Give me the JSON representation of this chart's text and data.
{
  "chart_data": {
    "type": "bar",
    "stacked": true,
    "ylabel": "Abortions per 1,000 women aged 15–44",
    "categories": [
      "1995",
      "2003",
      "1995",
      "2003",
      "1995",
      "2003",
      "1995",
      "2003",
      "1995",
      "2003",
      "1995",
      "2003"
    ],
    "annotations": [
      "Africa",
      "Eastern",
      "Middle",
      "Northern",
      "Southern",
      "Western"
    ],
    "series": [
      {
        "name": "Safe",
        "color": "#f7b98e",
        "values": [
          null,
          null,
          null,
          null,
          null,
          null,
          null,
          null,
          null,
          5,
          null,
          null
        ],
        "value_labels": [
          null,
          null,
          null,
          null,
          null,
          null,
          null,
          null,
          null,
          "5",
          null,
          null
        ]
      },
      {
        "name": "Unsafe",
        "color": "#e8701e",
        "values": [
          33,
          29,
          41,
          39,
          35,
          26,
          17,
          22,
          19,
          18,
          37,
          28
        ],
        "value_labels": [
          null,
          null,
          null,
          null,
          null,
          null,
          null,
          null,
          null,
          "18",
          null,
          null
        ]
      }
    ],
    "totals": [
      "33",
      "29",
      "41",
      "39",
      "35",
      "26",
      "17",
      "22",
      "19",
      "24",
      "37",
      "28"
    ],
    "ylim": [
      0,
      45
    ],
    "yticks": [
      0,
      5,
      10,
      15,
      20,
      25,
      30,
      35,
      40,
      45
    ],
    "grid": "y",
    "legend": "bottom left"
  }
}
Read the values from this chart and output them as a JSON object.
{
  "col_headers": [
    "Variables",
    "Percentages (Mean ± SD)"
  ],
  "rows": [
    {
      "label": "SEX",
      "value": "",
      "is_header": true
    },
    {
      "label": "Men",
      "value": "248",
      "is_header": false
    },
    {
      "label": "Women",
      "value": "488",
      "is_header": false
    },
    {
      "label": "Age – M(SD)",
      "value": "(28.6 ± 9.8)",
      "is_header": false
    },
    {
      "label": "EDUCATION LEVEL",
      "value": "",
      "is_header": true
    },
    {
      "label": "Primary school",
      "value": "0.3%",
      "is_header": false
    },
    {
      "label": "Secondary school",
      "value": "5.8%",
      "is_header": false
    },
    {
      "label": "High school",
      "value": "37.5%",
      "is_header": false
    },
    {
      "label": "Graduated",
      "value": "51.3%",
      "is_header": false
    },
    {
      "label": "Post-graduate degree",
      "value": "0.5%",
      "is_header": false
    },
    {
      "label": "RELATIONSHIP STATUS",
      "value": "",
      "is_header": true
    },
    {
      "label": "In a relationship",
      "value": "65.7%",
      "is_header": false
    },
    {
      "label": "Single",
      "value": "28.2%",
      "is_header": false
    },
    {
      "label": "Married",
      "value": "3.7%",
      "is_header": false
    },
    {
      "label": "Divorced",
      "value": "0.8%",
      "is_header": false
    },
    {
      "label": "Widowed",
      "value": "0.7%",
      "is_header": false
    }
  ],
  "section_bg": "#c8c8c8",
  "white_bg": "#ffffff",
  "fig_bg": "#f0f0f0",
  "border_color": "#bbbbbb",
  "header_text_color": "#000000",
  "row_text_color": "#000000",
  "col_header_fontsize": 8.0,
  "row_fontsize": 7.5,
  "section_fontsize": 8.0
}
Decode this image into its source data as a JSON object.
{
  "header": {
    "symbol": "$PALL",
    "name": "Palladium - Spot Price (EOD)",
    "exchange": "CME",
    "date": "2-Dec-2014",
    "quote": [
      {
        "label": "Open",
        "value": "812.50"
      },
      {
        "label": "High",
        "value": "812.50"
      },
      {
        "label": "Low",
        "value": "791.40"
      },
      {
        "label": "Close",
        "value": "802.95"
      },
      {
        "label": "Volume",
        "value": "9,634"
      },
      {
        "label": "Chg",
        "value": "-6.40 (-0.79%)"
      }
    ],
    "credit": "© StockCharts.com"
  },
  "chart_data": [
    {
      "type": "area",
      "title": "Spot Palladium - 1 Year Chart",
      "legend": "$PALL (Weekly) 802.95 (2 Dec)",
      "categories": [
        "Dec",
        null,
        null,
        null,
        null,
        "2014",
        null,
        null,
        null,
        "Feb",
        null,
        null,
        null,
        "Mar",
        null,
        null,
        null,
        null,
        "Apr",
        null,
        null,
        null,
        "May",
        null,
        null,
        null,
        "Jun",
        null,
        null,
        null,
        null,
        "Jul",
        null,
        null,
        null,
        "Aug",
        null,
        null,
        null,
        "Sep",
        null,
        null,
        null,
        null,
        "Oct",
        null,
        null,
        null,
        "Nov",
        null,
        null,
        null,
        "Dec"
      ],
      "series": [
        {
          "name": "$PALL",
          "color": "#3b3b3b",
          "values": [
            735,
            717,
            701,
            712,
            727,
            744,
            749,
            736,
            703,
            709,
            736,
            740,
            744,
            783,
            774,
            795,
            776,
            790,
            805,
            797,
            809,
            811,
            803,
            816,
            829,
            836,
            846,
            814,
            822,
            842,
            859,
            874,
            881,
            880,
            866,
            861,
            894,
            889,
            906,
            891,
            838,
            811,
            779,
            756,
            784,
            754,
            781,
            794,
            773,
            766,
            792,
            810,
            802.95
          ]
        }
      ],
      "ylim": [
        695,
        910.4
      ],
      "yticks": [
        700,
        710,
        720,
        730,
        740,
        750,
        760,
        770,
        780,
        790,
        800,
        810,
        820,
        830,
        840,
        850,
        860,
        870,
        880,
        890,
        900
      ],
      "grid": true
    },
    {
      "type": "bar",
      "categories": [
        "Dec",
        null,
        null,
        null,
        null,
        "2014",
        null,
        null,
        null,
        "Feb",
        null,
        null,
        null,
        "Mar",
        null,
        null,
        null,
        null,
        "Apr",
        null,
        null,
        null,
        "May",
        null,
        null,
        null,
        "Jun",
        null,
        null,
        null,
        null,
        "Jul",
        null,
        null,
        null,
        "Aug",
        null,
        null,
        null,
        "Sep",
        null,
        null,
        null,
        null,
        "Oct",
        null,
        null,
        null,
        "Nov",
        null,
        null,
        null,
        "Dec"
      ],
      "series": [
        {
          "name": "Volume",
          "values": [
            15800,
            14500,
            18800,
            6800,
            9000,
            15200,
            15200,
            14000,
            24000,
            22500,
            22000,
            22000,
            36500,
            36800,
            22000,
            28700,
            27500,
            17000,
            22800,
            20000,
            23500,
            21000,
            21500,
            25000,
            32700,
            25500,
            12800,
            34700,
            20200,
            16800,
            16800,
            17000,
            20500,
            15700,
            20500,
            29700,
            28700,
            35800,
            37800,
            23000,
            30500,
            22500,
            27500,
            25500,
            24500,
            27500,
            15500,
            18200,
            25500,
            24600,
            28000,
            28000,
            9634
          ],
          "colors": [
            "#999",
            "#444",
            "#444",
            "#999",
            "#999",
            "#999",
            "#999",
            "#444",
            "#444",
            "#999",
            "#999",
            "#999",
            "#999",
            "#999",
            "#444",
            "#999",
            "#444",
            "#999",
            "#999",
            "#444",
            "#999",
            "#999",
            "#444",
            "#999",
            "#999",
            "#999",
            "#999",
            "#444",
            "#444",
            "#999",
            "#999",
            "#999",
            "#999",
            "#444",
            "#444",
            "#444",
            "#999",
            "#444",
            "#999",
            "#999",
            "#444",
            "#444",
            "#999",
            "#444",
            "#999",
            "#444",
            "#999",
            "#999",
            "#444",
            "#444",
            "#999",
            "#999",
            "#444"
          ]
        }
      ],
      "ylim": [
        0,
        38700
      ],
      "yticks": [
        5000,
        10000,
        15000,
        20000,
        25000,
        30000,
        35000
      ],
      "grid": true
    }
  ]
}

━━━━━━━━━━━━━━━━━━━━━━━━━━━━━━

■ **Problem requirements**:
Copy out the whole listing exactly; please set it all down.

■ **Exercise result**:
Give me the JSON representation of this chart's text and data.
{
  "chart_data": {
    "type": "bar",
    "stacked": true,
    "ylabel": "Abortions per 1,000 women aged 15–44",
    "categories": [
      "1995",
      "2003",
      "1995",
      "2003",
      "1995",
      "2003",
      "1995",
      "2003",
      "1995",
      "2003",
      "1995",
      "2003"
    ],
    "annotations": [
      "Africa",
      "Eastern",
      "Middle",
      "Northern",
      "Southern",
      "Western"
    ],
    "series": [
      {
        "name": "Safe",
        "color": "#f7b98e",
        "values": [
          null,
          null,
          null,
          null,
          null,
          null,
          null,
          null,
          null,
          5,
          null,
          null
        ],
        "value_labels": [
          null,
          null,
          null,
          null,
          null,
          null,
          null,
          null,
          null,
          "5",
          null,
          null
        ]
      },
      {
        "name": "Unsafe",
        "color": "#e8701e",
        "values": [
          33,
          29,
          41,
          39,
          35,
          26,
          17,
          22,
          19,
          18,
          37,
          28
        ],
        "value_labels": [
          null,
          null,
          null,
          null,
          null,
          null,
          null,
          null,
          null,
          "18",
          null,
          null
        ]
      }
    ],
    "totals": [
      "33",
      "29",
      "41",
      "39",
      "35",
      "26",
      "17",
      "22",
      "19",
      "24",
      "37",
      "28"
    ],
    "ylim": [
      0,
      45
    ],
    "yticks": [
      0,
      5,
      10,
      15,
      20,
      25,
      30,
      35,
      40,
      45
    ],
    "grid": "y",
    "legend": "bottom left"
  }
}
Read the values from this chart and output them as a JSON object.
{
  "col_headers": [
    "Variables",
    "Percentages (Mean ± SD)"
  ],
  "rows": [
    {
      "label": "SEX",
      "value": "",
      "is_header": true
    },
    {
      "label": "Men",
      "value": "248",
      "is_header": false
    },
    {
      "label": "Women",
      "value": "488",
      "is_header": false
    },
    {
      "label": "Age – M(SD)",
      "value": "(28.6 ± 9.8)",
      "is_header": false
    },
    {
      "label": "EDUCATION LEVEL",
      "value": "",
      "is_header": true
    },
    {
      "label": "Primary school",
      "value": "0.3%",
      "is_header": false
    },
    {
      "label": "Secondary school",
      "value": "5.8%",
      "is_header": false
    },
    {
      "label": "High school",
      "value": "37.5%",
      "is_header": false
    },
    {
      "label": "Graduated",
      "value": "51.3%",
      "is_header": false
    },
    {
      "label": "Post-graduate degree",
      "value": "0.5%",
      "is_header": false
    },
    {
      "label": "RELATIONSHIP STATUS",
      "value": "",
      "is_header": true
    },
    {
      "label": "In a relationship",
      "value": "65.7%",
      "is_header": false
    },
    {
      "label": "Single",
      "value": "28.2%",
      "is_header": false
    },
    {
      "label": "Married",
      "value": "3.7%",
      "is_header": false
    },
    {
      "label": "Divorced",
      "value": "0.8%",
      "is_header": false
    },
    {
      "label": "Widowed",
      "value": "0.7%",
      "is_header": false
    }
  ],
  "section_bg": "#c8c8c8",
  "white_bg": "#ffffff",
  "fig_bg": "#f0f0f0",
  "border_color": "#bbbbbb",
  "header_text_color": "#000000",
  "row_text_color": "#000000",
  "col_header_fontsize": 8.0,
  "row_fontsize": 7.5,
  "section_fontsize": 8.0
}
Decode this image into its source data as a JSON object.
{
  "header": {
    "symbol": "$PALL",
    "name": "Palladium - Spot Price (EOD)",
    "exchange": "CME",
    "date": "2-Dec-2014",
    "quote": [
      {
        "label": "Open",
        "value": "812.50"
      },
      {
        "label": "High",
        "value": "812.50"
      },
      {
        "label": "Low",
        "value": "791.40"
      },
      {
        "label": "Close",
        "value": "802.95"
      },
      {
        "label": "Volume",
        "value": "9,634"
      },
      {
        "label": "Chg",
        "value": "-6.40 (-0.79%)"
      }
    ],
    "credit": "© StockCharts.com"
  },
  "chart_data": [
    {
      "type": "area",
      "title": "Spot Palladium - 1 Year Chart",
      "legend": "$PALL (Weekly) 802.95 (2 Dec)",
      "categories": [
        "Dec",
        null,
        null,
        null,
        null,
        "2014",
        null,
        null,
        null,
        "Feb",
        null,
        null,
        null,
        "Mar",
        null,
        null,
        null,
        null,
        "Apr",
        null,
        null,
        null,
        "May",
        null,
        null,
        null,
        "Jun",
        null,
        null,
        null,
        null,
        "Jul",
        null,
        null,
        null,
        "Aug",
        null,
        null,
        null,
        "Sep",
        null,
        null,
        null,
        null,
        "Oct",
        null,
        null,
        null,
        "Nov",
        null,
        null,
        null,
        "Dec"
      ],
      "series": [
        {
          "name": "$PALL",
          "color": "#3b3b3b",
          "values": [
            735,
            717,
            701,
            712,
            727,
            744,
            749,
            736,
            703,
            709,
            736,
            740,
            744,
            783,
            774,
            795,
            776,
            790,
            805,
            797,
            809,
            811,
            803,
            816,
            829,
            836,
            846,
            814,
            822,
            842,
            859,
            874,
            881,
            880,
            866,
            861,
            894,
            889,
            906,
            891,
            838,
            811,
            779,
            756,
            784,
            754,
            781,
            794,
            773,
            766,
            792,
            810,
            802.95
          ]
        }
      ],
      "ylim": [
        695,
        910.4
      ],
      "yticks": [
        700,
        710,
        720,
        730,
        740,
        750,
        760,
        770,
        780,
        790,
        800,
        810,
        820,
        830,
        840,
        850,
        860,
        870,
        880,
        890,
        900
      ],
      "grid": true
    },
    {
      "type": "bar",
      "categories": [
        "Dec",
        null,
        null,
        null,
        null,
        "2014",
        null,
        null,
        null,
        "Feb",
        null,
        null,
        null,
        "Mar",
        null,
        null,
        null,
        null,
        "Apr",
        null,
        null,
        null,
        "May",
        null,
        null,
        null,
        "Jun",
        null,
        null,
        null,
        null,
        "Jul",
        null,
        null,
        null,
        "Aug",
        null,
        null,
        null,
        "Sep",
        null,
        null,
        null,
        null,
        "Oct",
        null,
        null,
        null,
        "Nov",
        null,
        null,
        null,
        "Dec"
      ],
      "series": [
        {
          "name": "Volume",
          "values": [
            15800,
            14500,
            18800,
            6800,
            9000,
            15200,
            15200,
            14000,
            24000,
            22500,
            22000,
            22000,
            36500,
            36800,
            22000,
            28700,
            27500,
            17000,
            22800,
            20000,
            23500,
            21000,
            21500,
            25000,
            32700,
            25500,
            12800,
            34700,
            20200,
            16800,
            16800,
            17000,
            20500,
            15700,
            20500,
            29700,
            28700,
            35800,
            37800,
            23000,
            30500,
            22500,
            27500,
            25500,
            24500,
            27500,
            15500,
            18200,
            25500,
            24600,
            28000,
            28000,
            9634
          ],
          "colors": [
            "#999",
            "#444",
            "#444",
            "#999",
            "#999",
            "#999",
            "#999",
            "#444",
            "#444",
            "#999",
            "#999",
            "#999",
            "#999",
            "#999",
            "#444",
            "#999",
            "#444",
            "#999",
            "#999",
            "#444",
            "#999",
            "#999",
            "#444",
            "#999",
            "#999",
            "#999",
            "#999",
            "#444",
            "#444",
            "#999",
            "#999",
            "#999",
            "#999",
            "#444",
            "#444",
            "#444",
            "#999",
            "#444",
            "#999",
            "#999",
            "#444",
            "#444",
            "#999",
            "#444",
            "#999",
            "#444",
            "#999",
            "#999",
            "#444",
            "#444",
            "#999",
            "#999",
            "#444"
          ]
        }
      ],
      "ylim": [
        0,
        38700
      ],
      "yticks": [
        5000,
        10000,
        15000,
        20000,
        25000,
        30000,
        35000
      ],
      "grid": true
    }
  ]
}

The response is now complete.